Set exercise: Each line should be copied exactly.

Extracted information:
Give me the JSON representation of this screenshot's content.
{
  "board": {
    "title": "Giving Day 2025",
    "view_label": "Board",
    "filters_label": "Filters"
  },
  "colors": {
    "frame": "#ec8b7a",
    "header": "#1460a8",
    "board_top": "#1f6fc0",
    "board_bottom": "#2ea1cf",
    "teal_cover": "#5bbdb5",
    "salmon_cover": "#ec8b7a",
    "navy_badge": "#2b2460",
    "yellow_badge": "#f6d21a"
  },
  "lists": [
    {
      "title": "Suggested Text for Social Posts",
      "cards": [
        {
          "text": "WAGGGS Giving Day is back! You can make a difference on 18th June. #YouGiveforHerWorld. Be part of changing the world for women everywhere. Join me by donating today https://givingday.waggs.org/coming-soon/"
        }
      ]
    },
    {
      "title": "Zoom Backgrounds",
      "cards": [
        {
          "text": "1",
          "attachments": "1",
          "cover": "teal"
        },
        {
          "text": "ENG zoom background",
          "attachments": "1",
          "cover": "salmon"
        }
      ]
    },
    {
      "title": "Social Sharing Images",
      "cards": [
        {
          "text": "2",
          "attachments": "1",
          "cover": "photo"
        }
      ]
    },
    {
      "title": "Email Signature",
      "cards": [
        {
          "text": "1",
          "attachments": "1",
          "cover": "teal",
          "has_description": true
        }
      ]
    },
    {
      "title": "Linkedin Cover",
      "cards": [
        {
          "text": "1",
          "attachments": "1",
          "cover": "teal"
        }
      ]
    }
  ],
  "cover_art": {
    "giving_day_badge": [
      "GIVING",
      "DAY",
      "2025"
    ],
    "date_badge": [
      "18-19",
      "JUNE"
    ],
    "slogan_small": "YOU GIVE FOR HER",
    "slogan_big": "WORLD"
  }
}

Exercise output:
Give me the JSON representation of this screenshot's content.
{
  "board": {
    "title": "Giving Day 2025",
    "view_label": "Board",
    "filters_label": "Filters"
  },
  "colors": {
    "frame": "#ec8b7a",
    "header": "#1460a8",
    "board_top": "#1f6fc0",
    "board_bottom": "#2ea1cf",
    "teal_cover": "#5bbdb5",
    "salmon_cover": "#ec8b7a",
    "navy_badge": "#2b2460",
    "yellow_badge": "#f6d21a"
  },
  "lists": [
    {
      "title": "Suggested Text for Social Posts",
      "cards": [
        {
          "text": "WAGGGS Giving Day is back! You can make a difference on 18th June. #YouGiveforHerWorld. Be part of changing the world for women everywhere. Join me by donating today https://givingday.waggs.org/coming-soon/"
        }
      ]
    },
    {
      "title": "Zoom Backgrounds",
      "cards": [
        {
          "text": "1",
          "attachments": "1",
          "cover": "teal"
        },
        {
          "text": "ENG zoom background",
          "attachments": "1",
          "cover": "salmon"
        }
      ]
    },
    {
      "title": "Social Sharing Images",
      "cards": [
        {
          "text": "2",
          "attachments": "1",
          "cover": "photo"
        }
      ]
    },
    {
      "title": "Email Signature",
      "cards": [
        {
          "text": "1",
          "attachments": "1",
          "cover": "teal",
          "has_description": true
        }
      ]
    },
    {
      "title": "Linkedin Cover",
      "cards": [
        {
          "text": "1",
          "attachments": "1",
          "cover": "teal"
        }
      ]
    }
  ],
  "cover_art": {
    "giving_day_badge": [
      "GIVING",
      "DAY",
      "2025"
    ],
    "date_badge": [
      "18-19",
      "JUNE"
    ],
    "slogan_small": "YOU GIVE FOR HER",
    "slogan_big": "WORLD"
  }
}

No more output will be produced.